## [GOAL OF THE EXERCISE]
Reproduce the listing below without any change.

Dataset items
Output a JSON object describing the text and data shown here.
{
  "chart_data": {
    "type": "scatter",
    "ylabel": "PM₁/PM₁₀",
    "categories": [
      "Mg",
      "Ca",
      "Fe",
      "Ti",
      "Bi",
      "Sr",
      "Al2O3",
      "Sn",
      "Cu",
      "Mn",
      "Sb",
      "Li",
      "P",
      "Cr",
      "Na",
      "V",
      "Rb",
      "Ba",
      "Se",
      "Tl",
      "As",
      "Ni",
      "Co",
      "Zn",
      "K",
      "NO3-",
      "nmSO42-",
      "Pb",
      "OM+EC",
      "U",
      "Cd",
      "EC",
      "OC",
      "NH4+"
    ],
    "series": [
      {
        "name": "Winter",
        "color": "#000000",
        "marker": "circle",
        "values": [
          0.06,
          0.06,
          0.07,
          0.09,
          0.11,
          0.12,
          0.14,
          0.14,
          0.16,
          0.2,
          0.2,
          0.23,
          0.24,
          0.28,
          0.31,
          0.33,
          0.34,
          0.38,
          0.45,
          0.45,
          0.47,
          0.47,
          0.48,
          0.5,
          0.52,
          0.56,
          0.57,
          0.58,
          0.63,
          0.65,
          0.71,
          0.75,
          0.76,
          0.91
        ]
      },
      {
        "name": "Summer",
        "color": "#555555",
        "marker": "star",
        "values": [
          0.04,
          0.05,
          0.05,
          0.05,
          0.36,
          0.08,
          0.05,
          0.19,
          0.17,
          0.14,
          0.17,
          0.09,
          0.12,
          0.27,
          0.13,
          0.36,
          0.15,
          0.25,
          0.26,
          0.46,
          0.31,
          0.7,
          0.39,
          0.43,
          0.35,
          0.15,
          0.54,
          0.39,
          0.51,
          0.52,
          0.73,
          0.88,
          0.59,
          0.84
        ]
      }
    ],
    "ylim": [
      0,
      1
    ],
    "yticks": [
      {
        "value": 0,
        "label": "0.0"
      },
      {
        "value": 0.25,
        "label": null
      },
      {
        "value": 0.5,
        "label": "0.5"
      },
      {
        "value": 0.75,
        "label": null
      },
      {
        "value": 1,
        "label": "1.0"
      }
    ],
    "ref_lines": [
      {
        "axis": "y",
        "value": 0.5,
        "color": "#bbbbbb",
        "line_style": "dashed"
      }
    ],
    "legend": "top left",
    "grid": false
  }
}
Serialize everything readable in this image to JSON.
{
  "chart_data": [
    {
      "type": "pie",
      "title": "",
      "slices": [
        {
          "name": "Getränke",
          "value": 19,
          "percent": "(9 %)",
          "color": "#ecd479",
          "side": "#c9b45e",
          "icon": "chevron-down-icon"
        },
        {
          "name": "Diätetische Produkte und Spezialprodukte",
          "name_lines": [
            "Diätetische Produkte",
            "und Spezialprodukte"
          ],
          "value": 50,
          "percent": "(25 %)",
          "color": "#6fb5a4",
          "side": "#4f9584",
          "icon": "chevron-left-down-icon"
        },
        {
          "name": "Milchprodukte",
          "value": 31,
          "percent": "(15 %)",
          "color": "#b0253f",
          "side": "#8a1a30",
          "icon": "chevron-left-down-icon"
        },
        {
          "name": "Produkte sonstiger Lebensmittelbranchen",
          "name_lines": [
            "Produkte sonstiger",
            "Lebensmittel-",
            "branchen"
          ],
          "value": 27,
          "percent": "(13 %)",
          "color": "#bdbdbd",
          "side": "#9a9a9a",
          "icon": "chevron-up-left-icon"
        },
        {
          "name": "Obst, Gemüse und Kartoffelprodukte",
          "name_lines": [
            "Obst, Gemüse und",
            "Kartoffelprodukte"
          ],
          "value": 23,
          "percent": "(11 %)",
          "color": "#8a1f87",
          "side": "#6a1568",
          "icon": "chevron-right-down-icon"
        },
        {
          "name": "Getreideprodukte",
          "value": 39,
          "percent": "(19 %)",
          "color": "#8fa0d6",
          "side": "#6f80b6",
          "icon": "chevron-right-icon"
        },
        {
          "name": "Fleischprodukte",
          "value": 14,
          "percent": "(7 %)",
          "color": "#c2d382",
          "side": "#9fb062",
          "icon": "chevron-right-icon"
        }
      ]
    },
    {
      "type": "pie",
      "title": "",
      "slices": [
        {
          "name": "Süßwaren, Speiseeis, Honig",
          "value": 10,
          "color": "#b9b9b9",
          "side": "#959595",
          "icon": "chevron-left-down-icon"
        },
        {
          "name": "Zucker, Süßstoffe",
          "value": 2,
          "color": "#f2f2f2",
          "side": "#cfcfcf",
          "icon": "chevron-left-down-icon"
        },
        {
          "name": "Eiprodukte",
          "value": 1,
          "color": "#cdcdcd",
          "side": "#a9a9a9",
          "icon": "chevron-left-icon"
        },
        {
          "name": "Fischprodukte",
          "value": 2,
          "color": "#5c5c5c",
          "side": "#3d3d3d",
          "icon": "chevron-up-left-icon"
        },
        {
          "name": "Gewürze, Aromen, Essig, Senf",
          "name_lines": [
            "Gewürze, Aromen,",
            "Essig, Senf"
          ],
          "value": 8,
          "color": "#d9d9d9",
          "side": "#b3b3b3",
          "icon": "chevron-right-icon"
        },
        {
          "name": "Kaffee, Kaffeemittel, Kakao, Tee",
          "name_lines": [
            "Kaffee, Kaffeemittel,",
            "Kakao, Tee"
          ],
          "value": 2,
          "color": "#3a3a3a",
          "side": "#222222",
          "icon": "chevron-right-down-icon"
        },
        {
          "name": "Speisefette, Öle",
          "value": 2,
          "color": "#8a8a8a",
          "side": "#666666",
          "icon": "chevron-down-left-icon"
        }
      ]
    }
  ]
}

## [REPLY TO THE TASK]
Output a JSON object describing the text and data shown here.
{
  "chart_data": {
    "type": "scatter",
    "ylabel": "PM₁/PM₁₀",
    "categories": [
      "Mg",
      "Ca",
      "Fe",
      "Ti",
      "Bi",
      "Sr",
      "Al2O3",
      "Sn",
      "Cu",
      "Mn",
      "Sb",
      "Li",
      "P",
      "Cr",
      "Na",
      "V",
      "Rb",
      "Ba",
      "Se",
      "Tl",
      "As",
      "Ni",
      "Co",
      "Zn",
      "K",
      "NO3-",
      "nmSO42-",
      "Pb",
      "OM+EC",
      "U",
      "Cd",
      "EC",
      "OC",
      "NH4+"
    ],
    "series": [
      {
        "name": "Winter",
        "color": "#000000",
        "marker": "circle",
        "values": [
          0.06,
          0.06,
          0.07,
          0.09,
          0.11,
          0.12,
          0.14,
          0.14,
          0.16,
          0.2,
          0.2,
          0.23,
          0.24,
          0.28,
          0.31,
          0.33,
          0.34,
          0.38,
          0.45,
          0.45,
          0.47,
          0.47,
          0.48,
          0.5,
          0.52,
          0.56,
          0.57,
          0.58,
          0.63,
          0.65,
          0.71,
          0.75,
          0.76,
          0.91
        ]
      },
      {
        "name": "Summer",
        "color": "#555555",
        "marker": "star",
        "values": [
          0.04,
          0.05,
          0.05,
          0.05,
          0.36,
          0.08,
          0.05,
          0.19,
          0.17,
          0.14,
          0.17,
          0.09,
          0.12,
          0.27,
          0.13,
          0.36,
          0.15,
          0.25,
          0.26,
          0.46,
          0.31,
          0.7,
          0.39,
          0.43,
          0.35,
          0.15,
          0.54,
          0.39,
          0.51,
          0.52,
          0.73,
          0.88,
          0.59,
          0.84
        ]
      }
    ],
    "ylim": [
      0,
      1
    ],
    "yticks": [
      {
        "value": 0,
        "label": "0.0"
      },
      {
        "value": 0.25,
        "label": null
      },
      {
        "value": 0.5,
        "label": "0.5"
      },
      {
        "value": 0.75,
        "label": null
      },
      {
        "value": 1,
        "label": "1.0"
      }
    ],
    "ref_lines": [
      {
        "axis": "y",
        "value": 0.5,
        "color": "#bbbbbb",
        "line_style": "dashed"
      }
    ],
    "legend": "top left",
    "grid": false
  }
}
Serialize everything readable in this image to JSON.
{
  "chart_data": [
    {
      "type": "pie",
      "title": "",
      "slices": [
        {
          "name": "Getränke",
          "value": 19,
          "percent": "(9 %)",
          "color": "#ecd479",
          "side": "#c9b45e",
          "icon": "chevron-down-icon"
        },
        {
          "name": "Diätetische Produkte und Spezialprodukte",
          "name_lines": [
            "Diätetische Produkte",
            "und Spezialprodukte"
          ],
          "value": 50,
          "percent": "(25 %)",
          "color": "#6fb5a4",
          "side": "#4f9584",
          "icon": "chevron-left-down-icon"
        },
        {
          "name": "Milchprodukte",
          "value": 31,
          "percent": "(15 %)",
          "color": "#b0253f",
          "side": "#8a1a30",
          "icon": "chevron-left-down-icon"
        },
        {
          "name": "Produkte sonstiger Lebensmittelbranchen",
          "name_lines": [
            "Produkte sonstiger",
            "Lebensmittel-",
            "branchen"
          ],
          "value": 27,
          "percent": "(13 %)",
          "color": "#bdbdbd",
          "side": "#9a9a9a",
          "icon": "chevron-up-left-icon"
        },
        {
          "name": "Obst, Gemüse und Kartoffelprodukte",
          "name_lines": [
            "Obst, Gemüse und",
            "Kartoffelprodukte"
          ],
          "value": 23,
          "percent": "(11 %)",
          "color": "#8a1f87",
          "side": "#6a1568",
          "icon": "chevron-right-down-icon"
        },
        {
          "name": "Getreideprodukte",
          "value": 39,
          "percent": "(19 %)",
          "color": "#8fa0d6",
          "side": "#6f80b6",
          "icon": "chevron-right-icon"
        },
        {
          "name": "Fleischprodukte",
          "value": 14,
          "percent": "(7 %)",
          "color": "#c2d382",
          "side": "#9fb062",
          "icon": "chevron-right-icon"
        }
      ]
    },
    {
      "type": "pie",
      "title": "",
      "slices": [
        {
          "name": "Süßwaren, Speiseeis, Honig",
          "value": 10,
          "color": "#b9b9b9",
          "side": "#959595",
          "icon": "chevron-left-down-icon"
        },
        {
          "name": "Zucker, Süßstoffe",
          "value": 2,
          "color": "#f2f2f2",
          "side": "#cfcfcf",
          "icon": "chevron-left-down-icon"
        },
        {
          "name": "Eiprodukte",
          "value": 1,
          "color": "#cdcdcd",
          "side": "#a9a9a9",
          "icon": "chevron-left-icon"
        },
        {
          "name": "Fischprodukte",
          "value": 2,
          "color": "#5c5c5c",
          "side": "#3d3d3d",
          "icon": "chevron-up-left-icon"
        },
        {
          "name": "Gewürze, Aromen, Essig, Senf",
          "name_lines": [
            "Gewürze, Aromen,",
            "Essig, Senf"
          ],
          "value": 8,
          "color": "#d9d9d9",
          "side": "#b3b3b3",
          "icon": "chevron-right-icon"
        },
        {
          "name": "Kaffee, Kaffeemittel, Kakao, Tee",
          "name_lines": [
            "Kaffee, Kaffeemittel,",
            "Kakao, Tee"
          ],
          "value": 2,
          "color": "#3a3a3a",
          "side": "#222222",
          "icon": "chevron-right-down-icon"
        },
        {
          "name": "Speisefette, Öle",
          "value": 2,
          "color": "#8a8a8a",
          "side": "#666666",
          "icon": "chevron-down-left-icon"
        }
      ]
    }
  ]
}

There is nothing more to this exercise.